Records from a data collection:
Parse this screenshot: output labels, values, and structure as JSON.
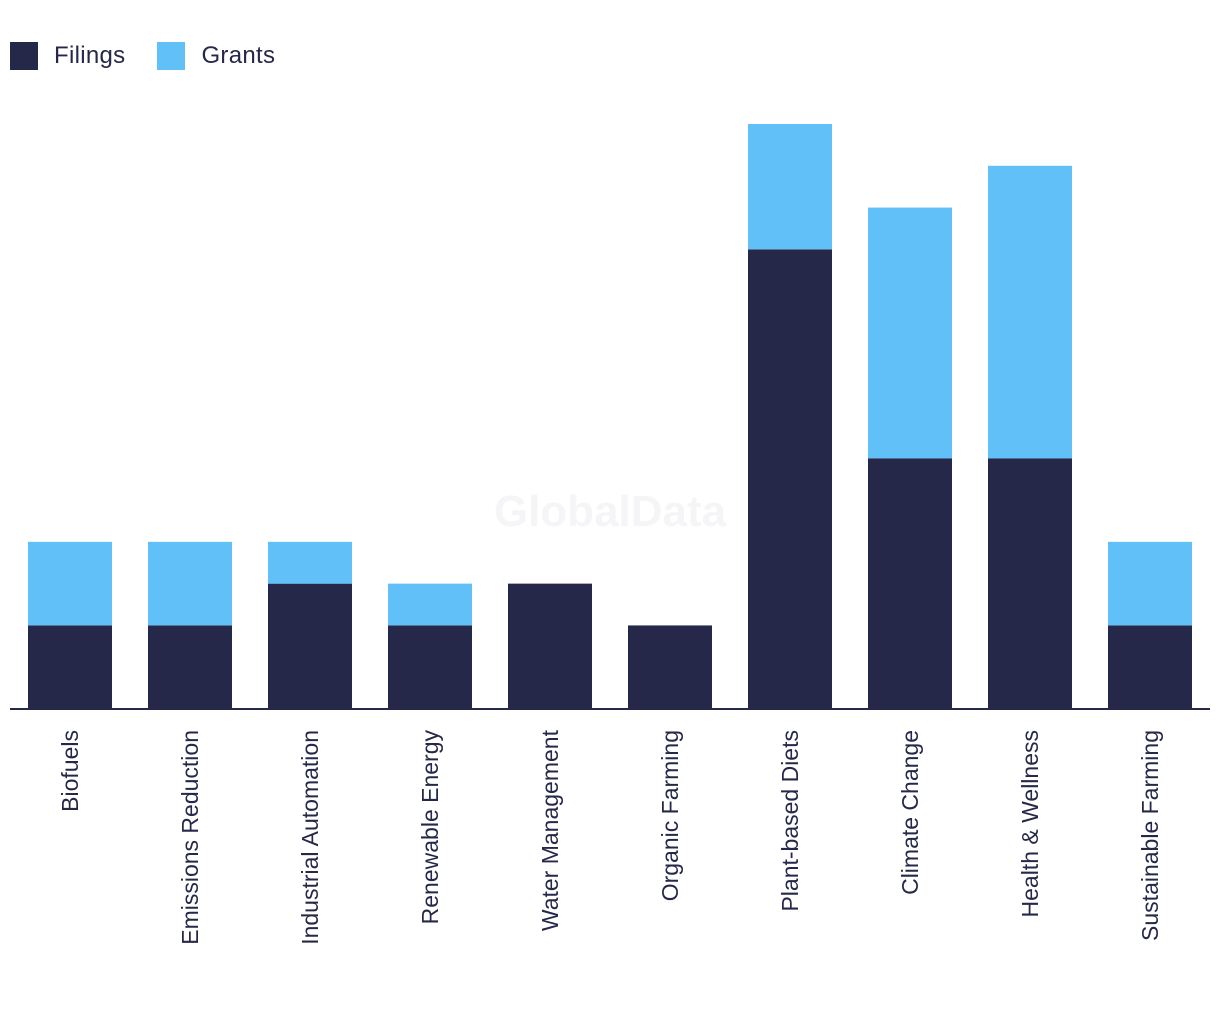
{
  "colors": {
    "filings": "#26284a",
    "grants": "#62c0f8",
    "axis": "#26284a",
    "watermark": "#f5f5f7"
  },
  "legend": {
    "filings_label": "Filings",
    "grants_label": "Grants"
  },
  "watermark_text": "GlobalData",
  "chart_data": {
    "type": "bar",
    "stacked": true,
    "categories": [
      "Biofuels",
      "Emissions Reduction",
      "Industrial Automation",
      "Renewable Energy",
      "Water Management",
      "Organic Farming",
      "Plant-based Diets",
      "Climate Change",
      "Health & Wellness",
      "Sustainable Farming"
    ],
    "series": [
      {
        "name": "Filings",
        "values": [
          2,
          2,
          3,
          2,
          3,
          2,
          11,
          6,
          6,
          2
        ]
      },
      {
        "name": "Grants",
        "values": [
          2,
          2,
          1,
          1,
          0,
          0,
          3,
          6,
          7,
          2
        ]
      }
    ],
    "ylim": [
      0,
      14
    ],
    "grid": false,
    "legend_position": "top-left",
    "xlabel": "",
    "ylabel": ""
  }
}
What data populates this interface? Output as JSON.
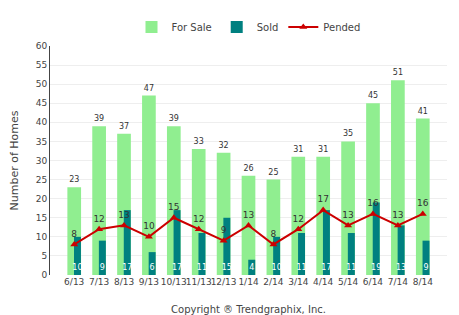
{
  "chart_data": {
    "type": "bar",
    "xlabel": "Copyright ® Trendgraphix, Inc.",
    "ylabel": "Number of Homes",
    "categories": [
      "6/13",
      "7/13",
      "8/13",
      "9/13",
      "10/13",
      "11/13",
      "12/13",
      "1/14",
      "2/14",
      "3/14",
      "4/14",
      "5/14",
      "6/14",
      "7/14",
      "8/14"
    ],
    "series": [
      {
        "name": "For Sale",
        "type": "bar",
        "color": "#90ee90",
        "values": [
          23,
          39,
          37,
          47,
          39,
          33,
          32,
          26,
          25,
          31,
          31,
          35,
          45,
          51,
          41
        ]
      },
      {
        "name": "Sold",
        "type": "bar",
        "color": "#008080",
        "values": [
          10,
          9,
          17,
          6,
          17,
          11,
          15,
          4,
          10,
          11,
          17,
          11,
          19,
          13,
          9
        ]
      },
      {
        "name": "Pended",
        "type": "line",
        "color": "#cc0000",
        "marker": "triangle",
        "values": [
          8,
          12,
          13,
          10,
          15,
          12,
          9,
          13,
          8,
          12,
          17,
          13,
          16,
          13,
          16
        ]
      }
    ],
    "ylim": [
      0,
      60
    ],
    "yticks": [
      0,
      5,
      10,
      15,
      20,
      25,
      30,
      35,
      40,
      45,
      50,
      55,
      60
    ],
    "grid": true,
    "legend": "top",
    "data_labels": true
  }
}
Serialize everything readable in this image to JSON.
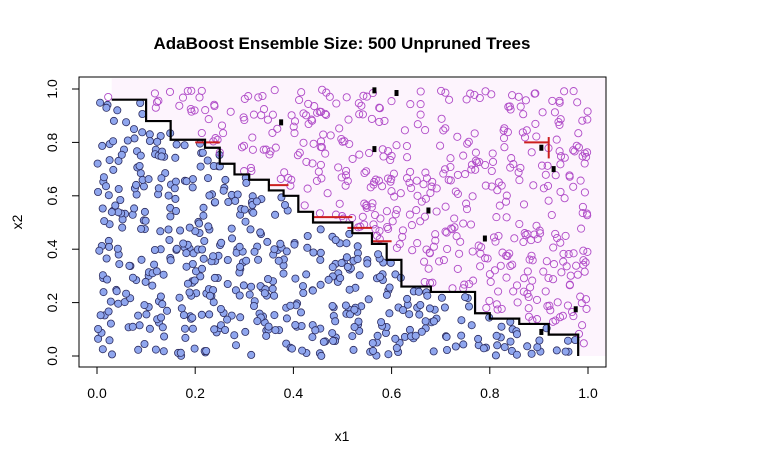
{
  "chart_data": {
    "type": "scatter",
    "title": "AdaBoost Ensemble Size: 500 Unpruned Trees",
    "xlabel": "x1",
    "ylabel": "x2",
    "xlim": [
      0,
      1
    ],
    "ylim": [
      0,
      1
    ],
    "x_ticks": [
      "0.0",
      "0.2",
      "0.4",
      "0.6",
      "0.8",
      "1.0"
    ],
    "y_ticks": [
      "0.0",
      "0.2",
      "0.4",
      "0.6",
      "0.8",
      "1.0"
    ],
    "grid": false,
    "legend": "none",
    "colors": {
      "class_filled_fill": "#8fa6ee",
      "class_filled_edge": "#2c2c60",
      "class_open_edge": "#b04cc8",
      "region_open_tint": "#fbe6fb",
      "boundary_main": "#000000",
      "boundary_alt": "#cc1f1f"
    },
    "series": [
      {
        "marker": "filled-circle",
        "count": 520
      },
      {
        "marker": "open-circle",
        "count": 480
      }
    ],
    "decision_boundary": {
      "x": [
        0.03,
        0.1,
        0.1,
        0.15,
        0.15,
        0.22,
        0.22,
        0.25,
        0.25,
        0.28,
        0.28,
        0.31,
        0.31,
        0.35,
        0.35,
        0.38,
        0.38,
        0.41,
        0.41,
        0.44,
        0.44,
        0.52,
        0.52,
        0.56,
        0.56,
        0.59,
        0.59,
        0.62,
        0.62,
        0.68,
        0.68,
        0.77,
        0.77,
        0.8,
        0.8,
        0.86,
        0.86,
        0.92,
        0.92,
        0.98,
        0.98
      ],
      "y": [
        0.96,
        0.96,
        0.88,
        0.88,
        0.81,
        0.81,
        0.78,
        0.78,
        0.72,
        0.72,
        0.68,
        0.68,
        0.66,
        0.66,
        0.62,
        0.62,
        0.6,
        0.6,
        0.54,
        0.54,
        0.5,
        0.5,
        0.46,
        0.46,
        0.42,
        0.42,
        0.36,
        0.36,
        0.26,
        0.26,
        0.24,
        0.24,
        0.16,
        0.16,
        0.14,
        0.14,
        0.12,
        0.12,
        0.08,
        0.08,
        0.0
      ]
    },
    "boundary_alt_segments": [
      {
        "x": [
          0.2,
          0.25
        ],
        "y": [
          0.8,
          0.8
        ]
      },
      {
        "x": [
          0.35,
          0.39
        ],
        "y": [
          0.64,
          0.64
        ]
      },
      {
        "x": [
          0.44,
          0.52
        ],
        "y": [
          0.52,
          0.52
        ]
      },
      {
        "x": [
          0.51,
          0.56
        ],
        "y": [
          0.48,
          0.48
        ]
      },
      {
        "x": [
          0.56,
          0.6
        ],
        "y": [
          0.43,
          0.43
        ]
      },
      {
        "x": [
          0.87,
          0.92
        ],
        "y": [
          0.8,
          0.8
        ]
      },
      {
        "x": [
          0.92,
          0.92
        ],
        "y": [
          0.74,
          0.82
        ]
      }
    ],
    "islands": [
      {
        "x": 0.375,
        "y": 0.875
      },
      {
        "x": 0.565,
        "y": 0.775
      },
      {
        "x": 0.61,
        "y": 0.985
      },
      {
        "x": 0.675,
        "y": 0.545
      },
      {
        "x": 0.79,
        "y": 0.44
      },
      {
        "x": 0.905,
        "y": 0.78
      },
      {
        "x": 0.93,
        "y": 0.7
      },
      {
        "x": 0.975,
        "y": 0.175
      },
      {
        "x": 0.905,
        "y": 0.09
      },
      {
        "x": 0.565,
        "y": 0.995
      }
    ]
  }
}
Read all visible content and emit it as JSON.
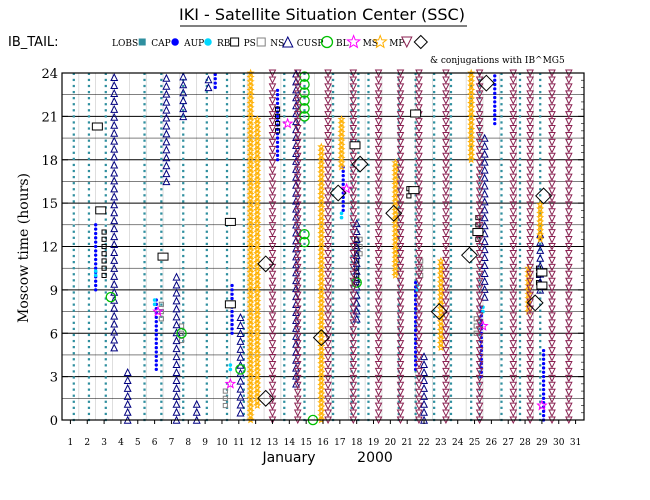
{
  "header": {
    "title": "IKI - Satellite Situation Center (SSC)",
    "region_label": "IB_TAIL:",
    "conjugation_note": "& conjugations with IB^MG5"
  },
  "legend": [
    {
      "label": "LOBS",
      "symbol": "square",
      "color": "#2f8f9f"
    },
    {
      "label": "CAP",
      "symbol": "dot",
      "color": "#0000ff"
    },
    {
      "label": "AUP",
      "symbol": "dot",
      "color": "#00d8ff"
    },
    {
      "label": "RB",
      "symbol": "square-open",
      "color": "#000000"
    },
    {
      "label": "PS",
      "symbol": "square-open",
      "color": "#808080"
    },
    {
      "label": "NS",
      "symbol": "triangle",
      "color": "#000080"
    },
    {
      "label": "CUSP",
      "symbol": "circle",
      "color": "#00c000"
    },
    {
      "label": "BL",
      "symbol": "star",
      "color": "#ff00ff"
    },
    {
      "label": "MS",
      "symbol": "star",
      "color": "#ffb000"
    },
    {
      "label": "MP",
      "symbol": "triangle-down",
      "color": "#8b2252"
    },
    {
      "label": "",
      "symbol": "diamond",
      "color": "#000000"
    }
  ],
  "chart_data": {
    "type": "scatter",
    "title": "IKI - Satellite Situation Center (SSC)",
    "xlabel": "January",
    "xlabel_year": "2000",
    "ylabel": "Moscow time (hours)",
    "xlim": [
      1,
      31
    ],
    "ylim": [
      0,
      24
    ],
    "x_ticks": [
      "1",
      "2",
      "3",
      "4",
      "5",
      "6",
      "7",
      "8",
      "9",
      "10",
      "11",
      "12",
      "13",
      "14",
      "15",
      "16",
      "17",
      "18",
      "19",
      "20",
      "21",
      "22",
      "23",
      "24",
      "25",
      "26",
      "27",
      "28",
      "29",
      "30",
      "31"
    ],
    "y_ticks": [
      "0",
      "3",
      "6",
      "9",
      "12",
      "15",
      "18",
      "21",
      "24"
    ],
    "grid": "horizontal-every-1.5h",
    "series": [
      {
        "name": "LOBS",
        "segments": [
          [
            1.2,
            0.0,
            24.0
          ],
          [
            2.1,
            0.0,
            24.0
          ],
          [
            3.1,
            0.0,
            24.0
          ],
          [
            5.4,
            0.0,
            24.0
          ],
          [
            6.4,
            0.0,
            24.0
          ],
          [
            7.7,
            0.0,
            24.0
          ],
          [
            9.1,
            0.0,
            24.0
          ],
          [
            10.3,
            0.0,
            24.0
          ],
          [
            11.3,
            0.0,
            24.0
          ],
          [
            13.7,
            0.0,
            24.0
          ],
          [
            14.9,
            0.0,
            24.0
          ],
          [
            16.6,
            0.0,
            24.0
          ],
          [
            17.7,
            0.0,
            24.0
          ],
          [
            18.1,
            0.0,
            24.0
          ],
          [
            18.7,
            0.0,
            24.0
          ],
          [
            20.5,
            0.0,
            24.0
          ],
          [
            21.5,
            0.0,
            24.0
          ],
          [
            22.6,
            0.0,
            24.0
          ],
          [
            23.6,
            0.0,
            24.0
          ],
          [
            24.8,
            0.0,
            24.0
          ],
          [
            25.3,
            0.0,
            24.0
          ],
          [
            26.6,
            0.0,
            24.0
          ],
          [
            27.7,
            0.0,
            24.0
          ],
          [
            28.9,
            0.0,
            24.0
          ]
        ]
      },
      {
        "name": "CAP",
        "segments": [
          [
            2.5,
            9.0,
            13.5
          ],
          [
            6.1,
            3.5,
            8.5
          ],
          [
            9.6,
            23.0,
            24.0
          ],
          [
            10.6,
            6.0,
            9.5
          ],
          [
            13.3,
            18.0,
            23.0
          ],
          [
            17.2,
            14.5,
            17.5
          ],
          [
            21.5,
            3.5,
            9.5
          ],
          [
            25.4,
            3.0,
            8.0
          ],
          [
            26.2,
            20.5,
            24.0
          ],
          [
            29.1,
            0.0,
            5.0
          ]
        ]
      },
      {
        "name": "AUP",
        "segments": [
          [
            2.5,
            10.0,
            10.5
          ],
          [
            6.0,
            8.0,
            8.5
          ],
          [
            10.5,
            3.5,
            4.0
          ],
          [
            17.1,
            14.0,
            14.5
          ],
          [
            21.6,
            9.0,
            9.5
          ],
          [
            25.5,
            7.5,
            8.0
          ]
        ]
      },
      {
        "name": "RB",
        "segments": [
          [
            3.0,
            10.0,
            13.0
          ],
          [
            13.3,
            20.0,
            21.5
          ],
          [
            18.0,
            9.5,
            12.5
          ],
          [
            21.1,
            15.5,
            16.0
          ],
          [
            25.2,
            12.5,
            14.0
          ],
          [
            28.8,
            9.5,
            10.5
          ]
        ]
      },
      {
        "name": "PS",
        "segments": [
          [
            6.4,
            7.0,
            8.0
          ],
          [
            7.6,
            5.5,
            6.5
          ],
          [
            10.2,
            1.0,
            2.0
          ],
          [
            18.2,
            11.5,
            12.5
          ],
          [
            21.8,
            10.0,
            11.0
          ],
          [
            25.1,
            6.0,
            7.0
          ]
        ]
      },
      {
        "name": "NS",
        "segments": [
          [
            3.6,
            5.0,
            24.0
          ],
          [
            4.4,
            0.0,
            3.5
          ],
          [
            6.7,
            16.5,
            24.0
          ],
          [
            7.3,
            0.0,
            10.0
          ],
          [
            7.7,
            21.0,
            24.0
          ],
          [
            8.5,
            0.0,
            1.5
          ],
          [
            9.2,
            23.0,
            24.0
          ],
          [
            11.1,
            0.5,
            7.5
          ],
          [
            14.4,
            2.5,
            24.0
          ],
          [
            18.0,
            7.0,
            14.0
          ],
          [
            22.0,
            0.0,
            4.5
          ],
          [
            25.6,
            8.5,
            20.0
          ],
          [
            28.9,
            9.0,
            13.0
          ]
        ]
      },
      {
        "name": "CUSP",
        "segments": [
          [
            14.9,
            21.0,
            24.0
          ],
          [
            14.9,
            12.3,
            13.3
          ],
          [
            15.4,
            0.0,
            0.3
          ],
          [
            7.6,
            6.0,
            6.5
          ],
          [
            11.1,
            3.5,
            4.0
          ],
          [
            3.4,
            8.5,
            9.0
          ],
          [
            18.0,
            9.5,
            10.0
          ]
        ]
      },
      {
        "name": "BL",
        "segments": [
          [
            6.2,
            7.5,
            8.0
          ],
          [
            10.5,
            2.5,
            3.0
          ],
          [
            13.9,
            20.5,
            21.0
          ],
          [
            17.4,
            16.0,
            16.5
          ],
          [
            25.5,
            6.5,
            7.0
          ],
          [
            29.0,
            1.0,
            1.5
          ]
        ]
      },
      {
        "name": "MS",
        "segments": [
          [
            11.7,
            0.0,
            24.0
          ],
          [
            12.1,
            1.0,
            21.0
          ],
          [
            15.9,
            0.0,
            19.0
          ],
          [
            17.1,
            17.5,
            21.0
          ],
          [
            20.3,
            10.0,
            18.0
          ],
          [
            23.0,
            5.0,
            11.0
          ],
          [
            24.8,
            18.0,
            24.0
          ],
          [
            28.2,
            7.5,
            10.5
          ],
          [
            28.9,
            12.5,
            15.0
          ]
        ]
      },
      {
        "name": "MP",
        "segments": [
          [
            13.0,
            0.0,
            24.0
          ],
          [
            14.5,
            0.0,
            24.0
          ],
          [
            16.3,
            0.0,
            24.0
          ],
          [
            19.3,
            0.0,
            24.0
          ],
          [
            20.6,
            0.0,
            24.0
          ],
          [
            21.7,
            0.0,
            24.0
          ],
          [
            23.3,
            0.0,
            24.0
          ],
          [
            25.3,
            0.0,
            24.0
          ],
          [
            27.3,
            0.0,
            24.0
          ],
          [
            28.3,
            0.0,
            24.0
          ],
          [
            29.6,
            0.0,
            24.0
          ],
          [
            30.6,
            0.0,
            24.0
          ],
          [
            17.8,
            0.0,
            24.0
          ]
        ]
      },
      {
        "name": "conjugation",
        "points": [
          [
            12.6,
            10.8
          ],
          [
            12.6,
            1.5
          ],
          [
            15.9,
            5.7
          ],
          [
            16.9,
            15.7
          ],
          [
            18.2,
            17.7
          ],
          [
            20.2,
            14.3
          ],
          [
            22.9,
            7.5
          ],
          [
            24.7,
            11.4
          ],
          [
            25.7,
            23.3
          ],
          [
            28.6,
            8.1
          ],
          [
            29.1,
            15.5
          ]
        ]
      },
      {
        "name": "RB-boxes",
        "points": [
          [
            2.6,
            20.3
          ],
          [
            2.8,
            14.5
          ],
          [
            6.5,
            11.3
          ],
          [
            10.5,
            13.7
          ],
          [
            10.5,
            8.0
          ],
          [
            17.9,
            19.0
          ],
          [
            21.5,
            21.2
          ],
          [
            21.4,
            15.9
          ],
          [
            25.2,
            13.0
          ],
          [
            29.0,
            10.2
          ],
          [
            29.0,
            9.3
          ]
        ]
      }
    ]
  }
}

- [EXERCISE REQUIREMENTS]:
From the records above, pull out each line that has "grid".

- [IN RESPONSE]:
    "grid": false,
    "grid": true,
    "grid": false,
    "grid": "horizontal-every-1.5h",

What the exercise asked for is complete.